[Some records]
┌────────

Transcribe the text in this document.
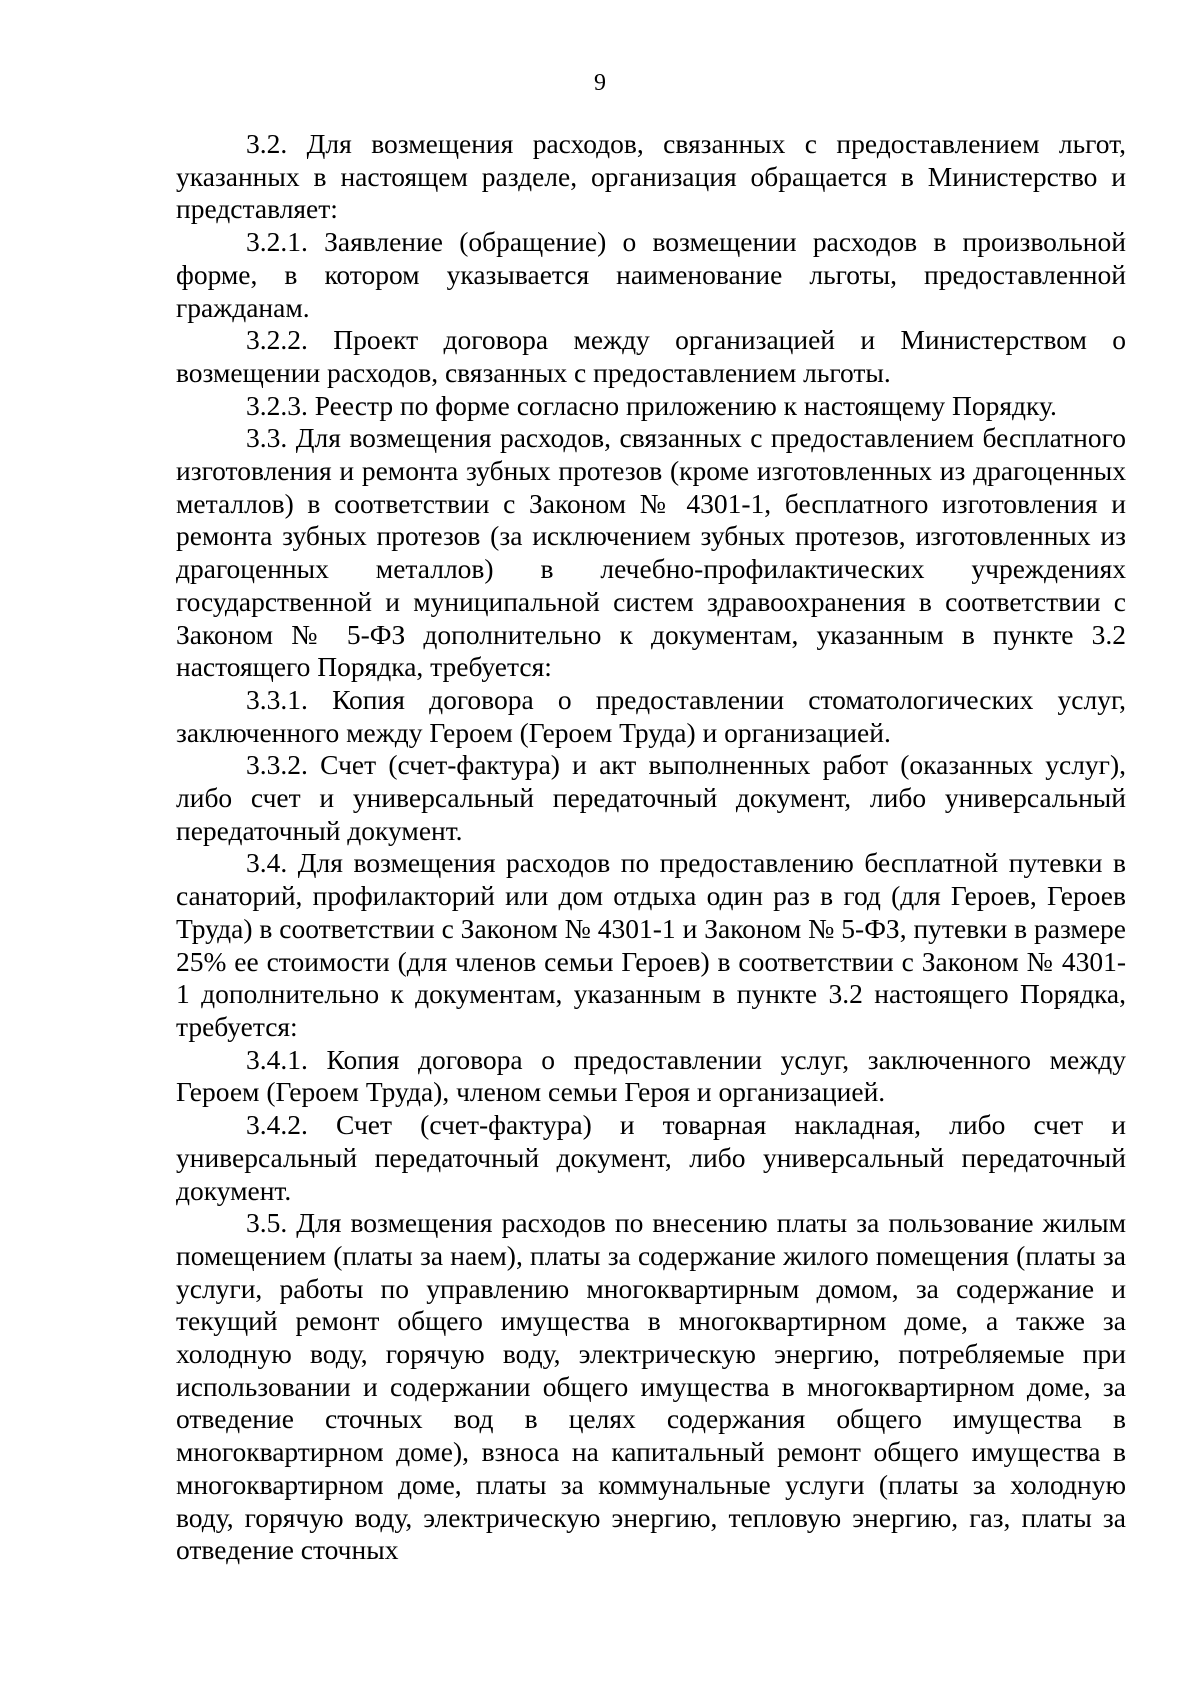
9

3.2. Для возмещения расходов, связанных с предоставлением льгот, указанных в настоящем разделе, организация обращается в Министерство и представляет:

3.2.1. Заявление (обращение) о возмещении расходов в произвольной форме, в котором указывается наименование льготы, предоставленной гражданам.

3.2.2. Проект договора между организацией и Министерством о возмещении расходов, связанных с предоставлением льготы.

3.2.3. Реестр по форме согласно приложению к настоящему Порядку.

3.3. Для возмещения расходов, связанных с предоставлением бесплатного изготовления и ремонта зубных протезов (кроме изготовленных из драгоценных металлов) в соответствии с Законом № 4301-1, бесплатного изготовления и ремонта зубных протезов (за исключением зубных протезов, изготовленных из драгоценных металлов) в лечебно-профилактических учреждениях государственной и муниципальной систем здравоохранения в соответствии с Законом № 5-ФЗ дополнительно к документам, указанным в пункте 3.2 настоящего Порядка, требуется:

3.3.1. Копия договора о предоставлении стоматологических услуг, заключенного между Героем (Героем Труда) и организацией.

3.3.2. Счет (счет-фактура) и акт выполненных работ (оказанных услуг), либо счет и универсальный передаточный документ, либо универсальный передаточный документ.

3.4. Для возмещения расходов по предоставлению бесплатной путевки в санаторий, профилакторий или дом отдыха один раз в год (для Героев, Героев Труда) в соответствии с Законом № 4301-1 и Законом № 5-ФЗ, путевки в размере 25% ее стоимости (для членов семьи Героев) в соответствии с Законом № 4301-1 дополнительно к документам, указанным в пункте 3.2 настоящего Порядка, требуется:

3.4.1. Копия договора о предоставлении услуг, заключенного между Героем (Героем Труда), членом семьи Героя и организацией.

3.4.2. Счет (счет-фактура) и товарная накладная, либо счет и универсальный передаточный документ, либо универсальный передаточный документ.

3.5. Для возмещения расходов по внесению платы за пользование жилым помещением (платы за наем), платы за содержание жилого помещения (платы за услуги, работы по управлению многоквартирным домом, за содержание и текущий ремонт общего имущества в многоквартирном доме, а также за холодную воду, горячую воду, электрическую энергию, потребляемые при использовании и содержании общего имущества в многоквартирном доме, за отведение сточных вод в целях содержания общего имущества в многоквартирном доме), взноса на капитальный ремонт общего имущества в многоквартирном доме, платы за коммунальные услуги (платы за холодную воду, горячую воду, электрическую энергию, тепловую энергию, газ, платы за отведение сточных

└────────

Identify lines with the string "организацией". Copy each one.

3.2.2. Проект договора между организацией и Министерством о возмещении расходов, связанных с предоставлением льготы.
3.3.1. Копия договора о предоставлении стоматологических услуг, заключенного между Героем (Героем Труда) и организацией.
3.4.1. Копия договора о предоставлении услуг, заключенного между Героем (Героем Труда), членом семьи Героя и организацией.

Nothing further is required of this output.